> [RAW DATA]:
>>>>>
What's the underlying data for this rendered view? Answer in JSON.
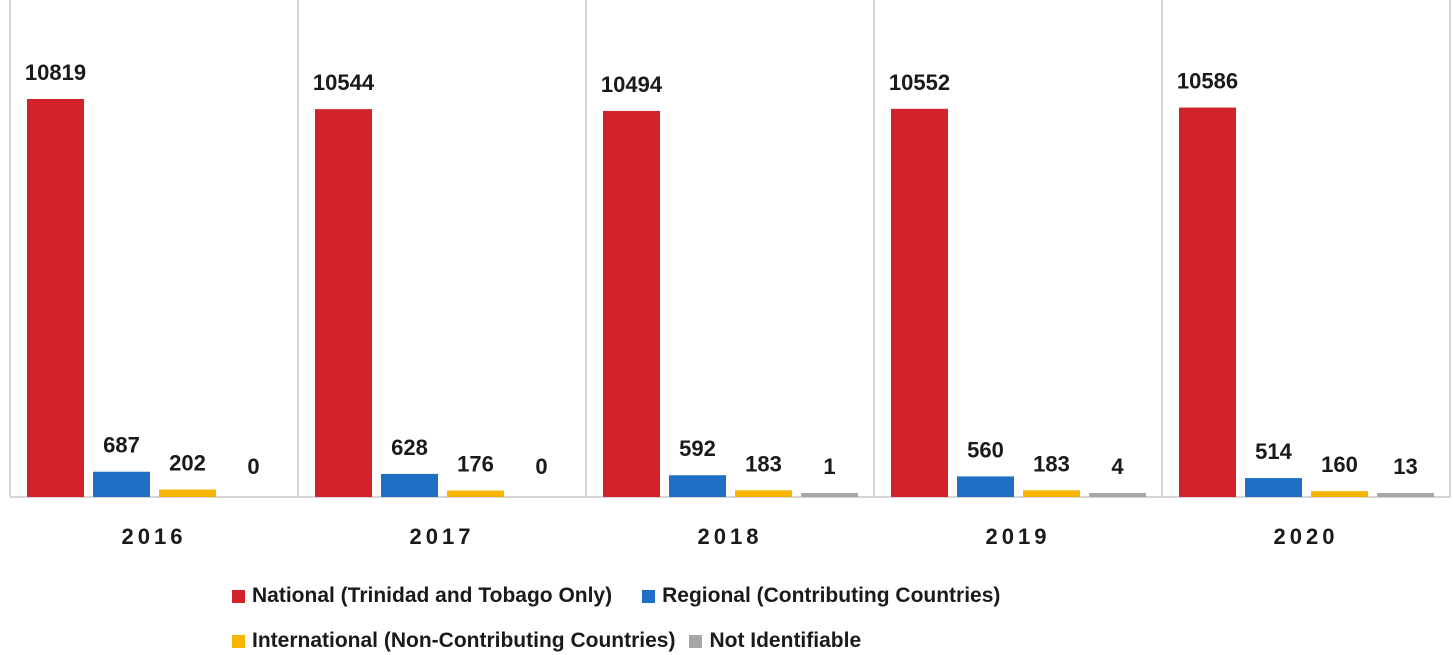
{
  "chart_data": {
    "type": "bar",
    "categories": [
      "2016",
      "2017",
      "2018",
      "2019",
      "2020"
    ],
    "series": [
      {
        "name": "National (Trinidad and Tobago Only)",
        "color": "#d2232a",
        "values": [
          10819,
          10544,
          10494,
          10552,
          10586
        ]
      },
      {
        "name": "Regional (Contributing Countries)",
        "color": "#1f6fc4",
        "values": [
          687,
          628,
          592,
          560,
          514
        ]
      },
      {
        "name": "International (Non-Contributing Countries)",
        "color": "#f7b500",
        "values": [
          202,
          176,
          183,
          183,
          160
        ]
      },
      {
        "name": "Not Identifiable",
        "color": "#a6a6a6",
        "values": [
          0,
          0,
          1,
          4,
          13
        ]
      }
    ],
    "title": "",
    "xlabel": "",
    "ylabel": "",
    "ylim": [
      0,
      10819
    ],
    "grid": false,
    "legend_position": "bottom"
  }
}
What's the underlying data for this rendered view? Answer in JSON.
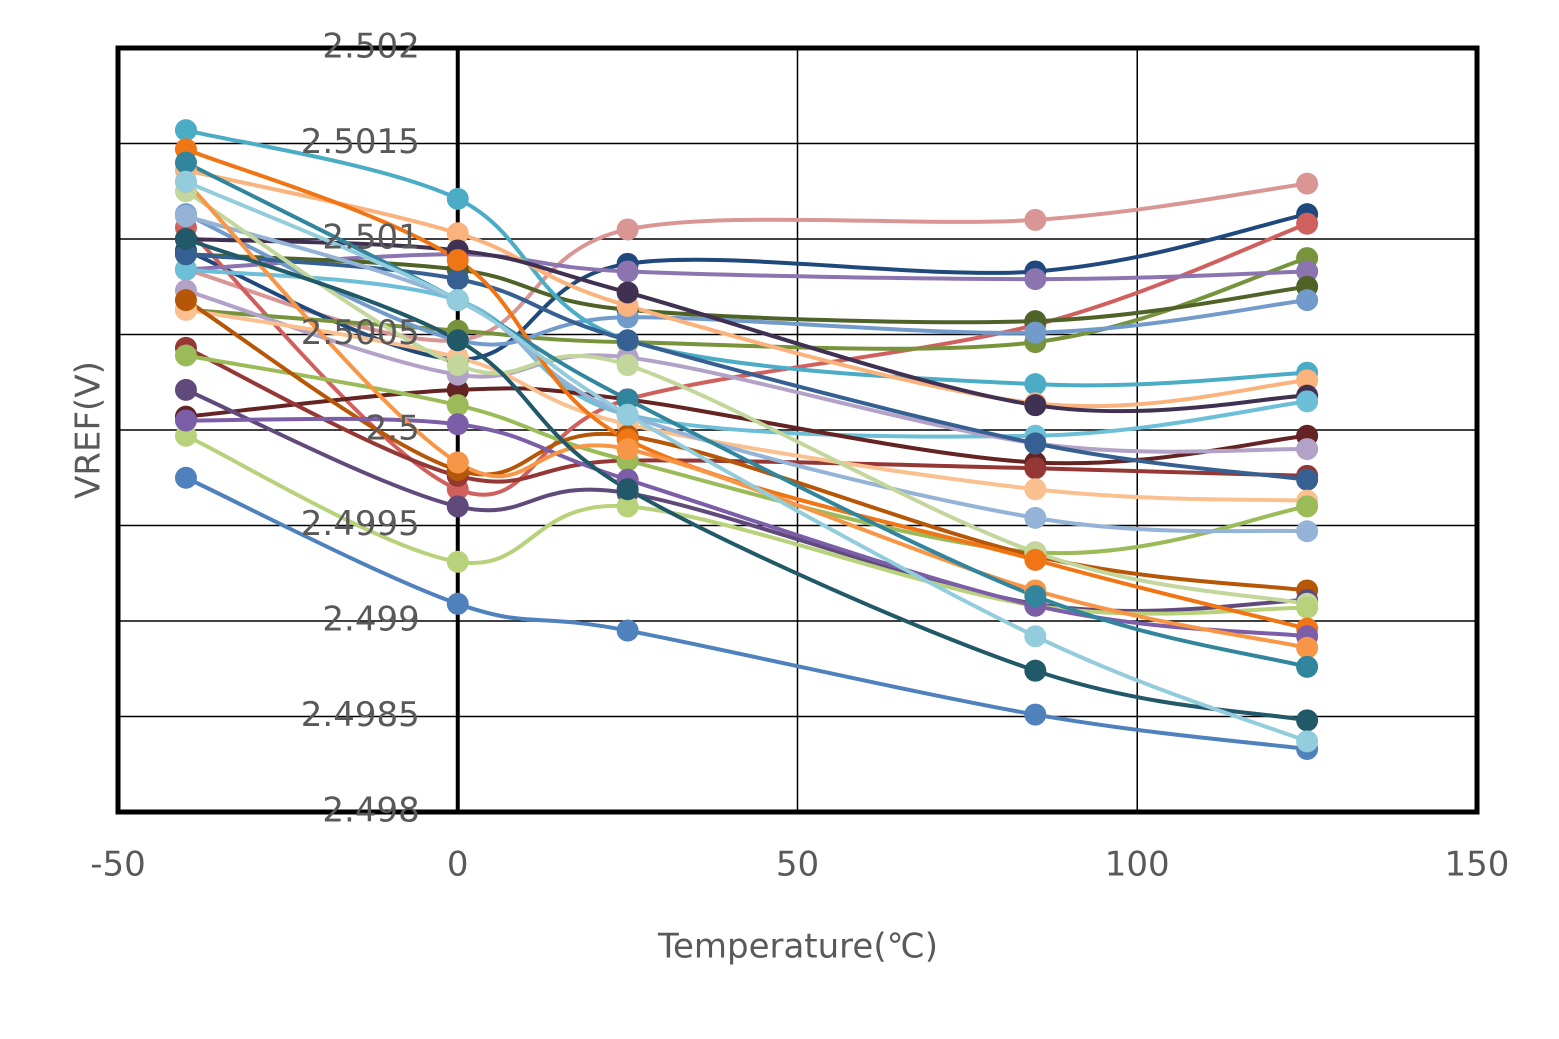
{
  "chart_data": {
    "type": "line",
    "x_label": "Temperature(℃)",
    "y_label": "VREF(V)",
    "x": [
      -40,
      0,
      25,
      85,
      125
    ],
    "xlim": [
      -50,
      150
    ],
    "xticks": [
      -50,
      0,
      50,
      100,
      150
    ],
    "ylim": [
      2.498,
      2.502
    ],
    "yticks": [
      2.498,
      2.4985,
      2.499,
      2.4995,
      2.5,
      2.5005,
      2.501,
      2.5015,
      2.502
    ],
    "grid": true,
    "series": [
      {
        "color": "#4f81bd",
        "values": [
          2.49975,
          2.49909,
          2.49895,
          2.49851,
          2.49833
        ]
      },
      {
        "color": "#d99694",
        "values": [
          2.50084,
          2.50047,
          2.50105,
          2.5011,
          2.50129
        ]
      },
      {
        "color": "#1f497d",
        "values": [
          2.50094,
          2.50037,
          2.50087,
          2.50083,
          2.50113
        ]
      },
      {
        "color": "#d0605e",
        "values": [
          2.50106,
          2.49969,
          2.50016,
          2.50055,
          2.50108
        ]
      },
      {
        "color": "#77933c",
        "values": [
          2.50063,
          2.50052,
          2.50046,
          2.50046,
          2.5009
        ]
      },
      {
        "color": "#8c74b0",
        "values": [
          2.50084,
          2.50092,
          2.50083,
          2.50079,
          2.50083
        ]
      },
      {
        "color": "#4f6228",
        "values": [
          2.50092,
          2.50084,
          2.50063,
          2.50057,
          2.50075
        ]
      },
      {
        "color": "#729aca",
        "values": [
          2.50113,
          2.50047,
          2.50059,
          2.50051,
          2.50068
        ]
      },
      {
        "color": "#4bacc6",
        "values": [
          2.50157,
          2.50121,
          2.50047,
          2.50024,
          2.5003
        ]
      },
      {
        "color": "#fab37c",
        "values": [
          2.50136,
          2.50103,
          2.50065,
          2.50014,
          2.50026
        ]
      },
      {
        "color": "#403152",
        "values": [
          2.501,
          2.50094,
          2.50072,
          2.50013,
          2.50018
        ]
      },
      {
        "color": "#6cbfd6",
        "values": [
          2.50084,
          2.50068,
          2.50008,
          2.49997,
          2.50015
        ]
      },
      {
        "color": "#632423",
        "values": [
          2.50007,
          2.50021,
          2.50016,
          2.49983,
          2.49997
        ]
      },
      {
        "color": "#b3a2c7",
        "values": [
          2.50073,
          2.50029,
          2.50038,
          2.49993,
          2.4999
        ]
      },
      {
        "color": "#953735",
        "values": [
          2.50043,
          2.49976,
          2.49984,
          2.4998,
          2.49976
        ]
      },
      {
        "color": "#376092",
        "values": [
          2.50092,
          2.50079,
          2.50047,
          2.49993,
          2.49974
        ]
      },
      {
        "color": "#fac090",
        "values": [
          2.50063,
          2.50038,
          2.50003,
          2.49969,
          2.49963
        ]
      },
      {
        "color": "#9bbb59",
        "values": [
          2.50039,
          2.50013,
          2.49984,
          2.49936,
          2.4996
        ]
      },
      {
        "color": "#95b3d7",
        "values": [
          2.50112,
          2.50068,
          2.50008,
          2.49954,
          2.49947
        ]
      },
      {
        "color": "#b65708",
        "values": [
          2.50068,
          2.49979,
          2.49997,
          2.49934,
          2.49916
        ]
      },
      {
        "color": "#604a7b",
        "values": [
          2.50021,
          2.4996,
          2.49967,
          2.49909,
          2.49911
        ]
      },
      {
        "color": "#c3d69b",
        "values": [
          2.50125,
          2.50034,
          2.50034,
          2.49936,
          2.49909
        ]
      },
      {
        "color": "#b7d27a",
        "values": [
          2.49997,
          2.49931,
          2.4996,
          2.49908,
          2.49907
        ]
      },
      {
        "color": "#f07515",
        "values": [
          2.50147,
          2.50089,
          2.49995,
          2.49932,
          2.49896
        ]
      },
      {
        "color": "#7b5ea7",
        "values": [
          2.50005,
          2.50003,
          2.49974,
          2.49908,
          2.49892
        ]
      },
      {
        "color": "#f79646",
        "values": [
          2.5013,
          2.49983,
          2.4999,
          2.49916,
          2.49886
        ]
      },
      {
        "color": "#31859c",
        "values": [
          2.5014,
          2.50068,
          2.50016,
          2.49913,
          2.49876
        ]
      },
      {
        "color": "#215968",
        "values": [
          2.501,
          2.50047,
          2.49969,
          2.49874,
          2.49848
        ]
      },
      {
        "color": "#93cddd",
        "values": [
          2.5013,
          2.50068,
          2.50008,
          2.49892,
          2.49837
        ]
      }
    ]
  }
}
<<<<<
> [EXERCISE TASK]:
Print the records word for word and exclude any picture they hold.

> [RESPONSE TO THIS TASK]:
What's the underlying data for this rendered view? Answer in JSON.
{
  "chart_data": {
    "type": "bar",
    "categories": [
      "2016",
      "2017",
      "2018",
      "2019",
      "2020"
    ],
    "series": [
      {
        "name": "National (Trinidad and Tobago Only)",
        "color": "#d2232a",
        "values": [
          10819,
          10544,
          10494,
          10552,
          10586
        ]
      },
      {
        "name": "Regional (Contributing Countries)",
        "color": "#1f6fc4",
        "values": [
          687,
          628,
          592,
          560,
          514
        ]
      },
      {
        "name": "International (Non-Contributing Countries)",
        "color": "#f7b500",
        "values": [
          202,
          176,
          183,
          183,
          160
        ]
      },
      {
        "name": "Not Identifiable",
        "color": "#a6a6a6",
        "values": [
          0,
          0,
          1,
          4,
          13
        ]
      }
    ],
    "title": "",
    "xlabel": "",
    "ylabel": "",
    "ylim": [
      0,
      10819
    ],
    "grid": false,
    "legend_position": "bottom"
  }
}
What's the underlying data for this rendered view? Answer in JSON.
{
  "chart_data": {
    "type": "line",
    "x_label": "Temperature(℃)",
    "y_label": "VREF(V)",
    "x": [
      -40,
      0,
      25,
      85,
      125
    ],
    "xlim": [
      -50,
      150
    ],
    "xticks": [
      -50,
      0,
      50,
      100,
      150
    ],
    "ylim": [
      2.498,
      2.502
    ],
    "yticks": [
      2.498,
      2.4985,
      2.499,
      2.4995,
      2.5,
      2.5005,
      2.501,
      2.5015,
      2.502
    ],
    "grid": true,
    "series": [
      {
        "color": "#4f81bd",
        "values": [
          2.49975,
          2.49909,
          2.49895,
          2.49851,
          2.49833
        ]
      },
      {
        "color": "#d99694",
        "values": [
          2.50084,
          2.50047,
          2.50105,
          2.5011,
          2.50129
        ]
      },
      {
        "color": "#1f497d",
        "values": [
          2.50094,
          2.50037,
          2.50087,
          2.50083,
          2.50113
        ]
      },
      {
        "color": "#d0605e",
        "values": [
          2.50106,
          2.49969,
          2.50016,
          2.50055,
          2.50108
        ]
      },
      {
        "color": "#77933c",
        "values": [
          2.50063,
          2.50052,
          2.50046,
          2.50046,
          2.5009
        ]
      },
      {
        "color": "#8c74b0",
        "values": [
          2.50084,
          2.50092,
          2.50083,
          2.50079,
          2.50083
        ]
      },
      {
        "color": "#4f6228",
        "values": [
          2.50092,
          2.50084,
          2.50063,
          2.50057,
          2.50075
        ]
      },
      {
        "color": "#729aca",
        "values": [
          2.50113,
          2.50047,
          2.50059,
          2.50051,
          2.50068
        ]
      },
      {
        "color": "#4bacc6",
        "values": [
          2.50157,
          2.50121,
          2.50047,
          2.50024,
          2.5003
        ]
      },
      {
        "color": "#fab37c",
        "values": [
          2.50136,
          2.50103,
          2.50065,
          2.50014,
          2.50026
        ]
      },
      {
        "color": "#403152",
        "values": [
          2.501,
          2.50094,
          2.50072,
          2.50013,
          2.50018
        ]
      },
      {
        "color": "#6cbfd6",
        "values": [
          2.50084,
          2.50068,
          2.50008,
          2.49997,
          2.50015
        ]
      },
      {
        "color": "#632423",
        "values": [
          2.50007,
          2.50021,
          2.50016,
          2.49983,
          2.49997
        ]
      },
      {
        "color": "#b3a2c7",
        "values": [
          2.50073,
          2.50029,
          2.50038,
          2.49993,
          2.4999
        ]
      },
      {
        "color": "#953735",
        "values": [
          2.50043,
          2.49976,
          2.49984,
          2.4998,
          2.49976
        ]
      },
      {
        "color": "#376092",
        "values": [
          2.50092,
          2.50079,
          2.50047,
          2.49993,
          2.49974
        ]
      },
      {
        "color": "#fac090",
        "values": [
          2.50063,
          2.50038,
          2.50003,
          2.49969,
          2.49963
        ]
      },
      {
        "color": "#9bbb59",
        "values": [
          2.50039,
          2.50013,
          2.49984,
          2.49936,
          2.4996
        ]
      },
      {
        "color": "#95b3d7",
        "values": [
          2.50112,
          2.50068,
          2.50008,
          2.49954,
          2.49947
        ]
      },
      {
        "color": "#b65708",
        "values": [
          2.50068,
          2.49979,
          2.49997,
          2.49934,
          2.49916
        ]
      },
      {
        "color": "#604a7b",
        "values": [
          2.50021,
          2.4996,
          2.49967,
          2.49909,
          2.49911
        ]
      },
      {
        "color": "#c3d69b",
        "values": [
          2.50125,
          2.50034,
          2.50034,
          2.49936,
          2.49909
        ]
      },
      {
        "color": "#b7d27a",
        "values": [
          2.49997,
          2.49931,
          2.4996,
          2.49908,
          2.49907
        ]
      },
      {
        "color": "#f07515",
        "values": [
          2.50147,
          2.50089,
          2.49995,
          2.49932,
          2.49896
        ]
      },
      {
        "color": "#7b5ea7",
        "values": [
          2.50005,
          2.50003,
          2.49974,
          2.49908,
          2.49892
        ]
      },
      {
        "color": "#f79646",
        "values": [
          2.5013,
          2.49983,
          2.4999,
          2.49916,
          2.49886
        ]
      },
      {
        "color": "#31859c",
        "values": [
          2.5014,
          2.50068,
          2.50016,
          2.49913,
          2.49876
        ]
      },
      {
        "color": "#215968",
        "values": [
          2.501,
          2.50047,
          2.49969,
          2.49874,
          2.49848
        ]
      },
      {
        "color": "#93cddd",
        "values": [
          2.5013,
          2.50068,
          2.50008,
          2.49892,
          2.49837
        ]
      }
    ]
  }
}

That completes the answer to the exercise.